WHAT YOU HAVE TO DO
All of the entries need to be written out again, exactly as they are.

GIVEN RECORDS
_ _ _ _ _

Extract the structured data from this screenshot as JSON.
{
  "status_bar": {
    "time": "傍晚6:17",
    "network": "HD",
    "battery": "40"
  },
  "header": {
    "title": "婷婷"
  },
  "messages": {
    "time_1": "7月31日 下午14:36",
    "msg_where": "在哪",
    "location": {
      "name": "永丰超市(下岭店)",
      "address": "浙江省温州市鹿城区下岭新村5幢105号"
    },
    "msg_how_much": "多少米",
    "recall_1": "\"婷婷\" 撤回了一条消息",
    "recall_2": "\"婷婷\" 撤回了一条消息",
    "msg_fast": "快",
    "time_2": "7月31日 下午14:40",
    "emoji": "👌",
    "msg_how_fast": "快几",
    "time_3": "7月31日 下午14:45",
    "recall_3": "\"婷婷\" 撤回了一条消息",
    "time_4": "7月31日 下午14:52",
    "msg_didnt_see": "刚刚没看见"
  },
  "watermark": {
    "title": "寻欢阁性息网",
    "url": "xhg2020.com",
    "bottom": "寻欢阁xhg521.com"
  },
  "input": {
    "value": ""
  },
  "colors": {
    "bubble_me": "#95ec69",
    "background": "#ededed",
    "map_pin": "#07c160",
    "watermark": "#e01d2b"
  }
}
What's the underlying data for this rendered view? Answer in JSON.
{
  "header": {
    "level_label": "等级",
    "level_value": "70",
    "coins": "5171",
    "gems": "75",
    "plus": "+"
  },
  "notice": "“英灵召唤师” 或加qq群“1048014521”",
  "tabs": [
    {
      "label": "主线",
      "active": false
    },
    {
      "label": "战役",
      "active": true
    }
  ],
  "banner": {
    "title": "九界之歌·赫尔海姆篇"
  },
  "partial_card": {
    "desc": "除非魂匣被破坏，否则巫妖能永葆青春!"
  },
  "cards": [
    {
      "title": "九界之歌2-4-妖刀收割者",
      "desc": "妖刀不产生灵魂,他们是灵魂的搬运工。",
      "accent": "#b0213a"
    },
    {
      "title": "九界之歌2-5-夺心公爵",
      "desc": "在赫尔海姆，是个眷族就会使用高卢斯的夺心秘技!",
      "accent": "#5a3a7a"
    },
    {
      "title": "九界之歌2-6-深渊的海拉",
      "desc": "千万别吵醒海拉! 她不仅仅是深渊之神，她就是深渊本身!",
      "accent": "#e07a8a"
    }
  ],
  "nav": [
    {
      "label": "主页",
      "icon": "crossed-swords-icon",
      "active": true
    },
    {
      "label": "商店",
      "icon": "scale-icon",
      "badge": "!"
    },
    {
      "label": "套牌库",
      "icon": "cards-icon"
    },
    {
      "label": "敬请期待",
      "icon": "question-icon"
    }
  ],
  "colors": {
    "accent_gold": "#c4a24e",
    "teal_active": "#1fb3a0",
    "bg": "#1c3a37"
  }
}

_ _ _ _ _

SOLUTION TO THE EXERCISE
Extract the structured data from this screenshot as JSON.
{
  "status_bar": {
    "time": "傍晚6:17",
    "network": "HD",
    "battery": "40"
  },
  "header": {
    "title": "婷婷"
  },
  "messages": {
    "time_1": "7月31日 下午14:36",
    "msg_where": "在哪",
    "location": {
      "name": "永丰超市(下岭店)",
      "address": "浙江省温州市鹿城区下岭新村5幢105号"
    },
    "msg_how_much": "多少米",
    "recall_1": "\"婷婷\" 撤回了一条消息",
    "recall_2": "\"婷婷\" 撤回了一条消息",
    "msg_fast": "快",
    "time_2": "7月31日 下午14:40",
    "emoji": "👌",
    "msg_how_fast": "快几",
    "time_3": "7月31日 下午14:45",
    "recall_3": "\"婷婷\" 撤回了一条消息",
    "time_4": "7月31日 下午14:52",
    "msg_didnt_see": "刚刚没看见"
  },
  "watermark": {
    "title": "寻欢阁性息网",
    "url": "xhg2020.com",
    "bottom": "寻欢阁xhg521.com"
  },
  "input": {
    "value": ""
  },
  "colors": {
    "bubble_me": "#95ec69",
    "background": "#ededed",
    "map_pin": "#07c160",
    "watermark": "#e01d2b"
  }
}
What's the underlying data for this rendered view? Answer in JSON.
{
  "header": {
    "level_label": "等级",
    "level_value": "70",
    "coins": "5171",
    "gems": "75",
    "plus": "+"
  },
  "notice": "“英灵召唤师” 或加qq群“1048014521”",
  "tabs": [
    {
      "label": "主线",
      "active": false
    },
    {
      "label": "战役",
      "active": true
    }
  ],
  "banner": {
    "title": "九界之歌·赫尔海姆篇"
  },
  "partial_card": {
    "desc": "除非魂匣被破坏，否则巫妖能永葆青春!"
  },
  "cards": [
    {
      "title": "九界之歌2-4-妖刀收割者",
      "desc": "妖刀不产生灵魂,他们是灵魂的搬运工。",
      "accent": "#b0213a"
    },
    {
      "title": "九界之歌2-5-夺心公爵",
      "desc": "在赫尔海姆，是个眷族就会使用高卢斯的夺心秘技!",
      "accent": "#5a3a7a"
    },
    {
      "title": "九界之歌2-6-深渊的海拉",
      "desc": "千万别吵醒海拉! 她不仅仅是深渊之神，她就是深渊本身!",
      "accent": "#e07a8a"
    }
  ],
  "nav": [
    {
      "label": "主页",
      "icon": "crossed-swords-icon",
      "active": true
    },
    {
      "label": "商店",
      "icon": "scale-icon",
      "badge": "!"
    },
    {
      "label": "套牌库",
      "icon": "cards-icon"
    },
    {
      "label": "敬请期待",
      "icon": "question-icon"
    }
  ],
  "colors": {
    "accent_gold": "#c4a24e",
    "teal_active": "#1fb3a0",
    "bg": "#1c3a37"
  }
}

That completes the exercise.